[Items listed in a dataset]
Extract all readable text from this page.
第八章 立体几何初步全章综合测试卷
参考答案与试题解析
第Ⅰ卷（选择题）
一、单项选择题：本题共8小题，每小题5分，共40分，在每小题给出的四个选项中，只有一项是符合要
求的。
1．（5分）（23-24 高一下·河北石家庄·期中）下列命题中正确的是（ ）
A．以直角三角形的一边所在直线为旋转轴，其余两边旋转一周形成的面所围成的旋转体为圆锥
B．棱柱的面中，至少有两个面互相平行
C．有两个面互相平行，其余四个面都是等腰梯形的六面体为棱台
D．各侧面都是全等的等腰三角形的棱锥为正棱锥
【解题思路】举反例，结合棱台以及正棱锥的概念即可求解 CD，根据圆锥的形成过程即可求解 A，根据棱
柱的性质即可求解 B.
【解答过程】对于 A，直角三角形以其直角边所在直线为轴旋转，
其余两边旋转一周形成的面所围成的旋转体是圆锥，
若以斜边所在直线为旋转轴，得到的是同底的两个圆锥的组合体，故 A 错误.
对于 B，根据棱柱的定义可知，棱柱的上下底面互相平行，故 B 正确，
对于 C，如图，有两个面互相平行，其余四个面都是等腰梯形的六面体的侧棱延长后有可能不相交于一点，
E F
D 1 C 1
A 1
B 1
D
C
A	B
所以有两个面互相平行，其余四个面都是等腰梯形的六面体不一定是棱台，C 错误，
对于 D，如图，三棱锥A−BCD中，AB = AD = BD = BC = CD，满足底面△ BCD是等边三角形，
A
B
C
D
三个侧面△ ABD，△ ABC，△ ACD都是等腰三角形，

» Problem to work on
Take the entries above and transcribe them exactly.

» Complete output
Extract all readable text from this page.
第八章 立体几何初步全章综合测试卷
参考答案与试题解析
第Ⅰ卷（选择题）
一、单项选择题：本题共8小题，每小题5分，共40分，在每小题给出的四个选项中，只有一项是符合要
求的。
1．（5分）（23-24 高一下·河北石家庄·期中）下列命题中正确的是（ ）
A．以直角三角形的一边所在直线为旋转轴，其余两边旋转一周形成的面所围成的旋转体为圆锥
B．棱柱的面中，至少有两个面互相平行
C．有两个面互相平行，其余四个面都是等腰梯形的六面体为棱台
D．各侧面都是全等的等腰三角形的棱锥为正棱锥
【解题思路】举反例，结合棱台以及正棱锥的概念即可求解 CD，根据圆锥的形成过程即可求解 A，根据棱
柱的性质即可求解 B.
【解答过程】对于 A，直角三角形以其直角边所在直线为轴旋转，
其余两边旋转一周形成的面所围成的旋转体是圆锥，
若以斜边所在直线为旋转轴，得到的是同底的两个圆锥的组合体，故 A 错误.
对于 B，根据棱柱的定义可知，棱柱的上下底面互相平行，故 B 正确，
对于 C，如图，有两个面互相平行，其余四个面都是等腰梯形的六面体的侧棱延长后有可能不相交于一点，
E F
D 1 C 1
A 1
B 1
D
C
A	B
所以有两个面互相平行，其余四个面都是等腰梯形的六面体不一定是棱台，C 错误，
对于 D，如图，三棱锥A−BCD中，AB = AD = BD = BC = CD，满足底面△ BCD是等边三角形，
A
B
C
D
三个侧面△ ABD，△ ABC，△ ACD都是等腰三角形，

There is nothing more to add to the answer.